AIM OF THE TASK: Please transcribe the data that follows without the pictures, keeping every word the same.

PROVIDED ENTRIES:

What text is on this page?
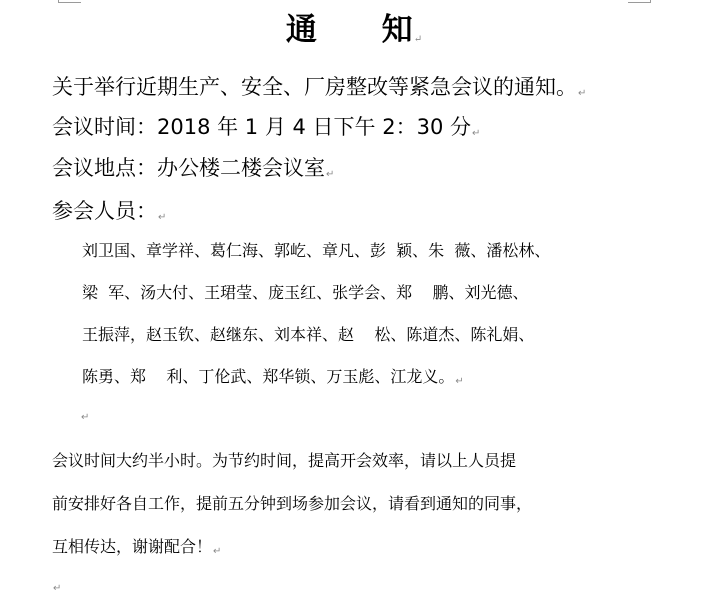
通      知↵
关于举行近期生产、安全、厂房整改等紧急会议的通知。↵
会议时间：2018 年 1 月 4 日下午 2：30 分↵
会议地点：办公楼二楼会议室↵
参会人员：↵
刘卫国、章学祥、葛仁海、郭屹、章凡、彭  颖、朱  薇、潘松林、
梁  军、汤大付、王珺莹、庞玉红、张学会、郑    鹏、刘光德、
王振萍，赵玉钦、赵继东、刘本祥、赵    松、陈道杰、陈礼娟、
陈勇、郑    利、丁伦武、郑华锁、万玉彪、江龙义。↵
↵
会议时间大约半小时。为节约时间，提高开会效率，请以上人员提
前安排好各自工作，提前五分钟到场参加会议，请看到通知的同事，
互相传达，谢谢配合！↵
↵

TASK OUTPUT:
What text is on this page?
通      知↵
关于举行近期生产、安全、厂房整改等紧急会议的通知。↵
会议时间：2018 年 1 月 4 日下午 2：30 分↵
会议地点：办公楼二楼会议室↵
参会人员：↵
刘卫国、章学祥、葛仁海、郭屹、章凡、彭  颖、朱  薇、潘松林、
梁  军、汤大付、王珺莹、庞玉红、张学会、郑    鹏、刘光德、
王振萍，赵玉钦、赵继东、刘本祥、赵    松、陈道杰、陈礼娟、
陈勇、郑    利、丁伦武、郑华锁、万玉彪、江龙义。↵
↵
会议时间大约半小时。为节约时间，提高开会效率，请以上人员提
前安排好各自工作，提前五分钟到场参加会议，请看到通知的同事，
互相传达，谢谢配合！↵
↵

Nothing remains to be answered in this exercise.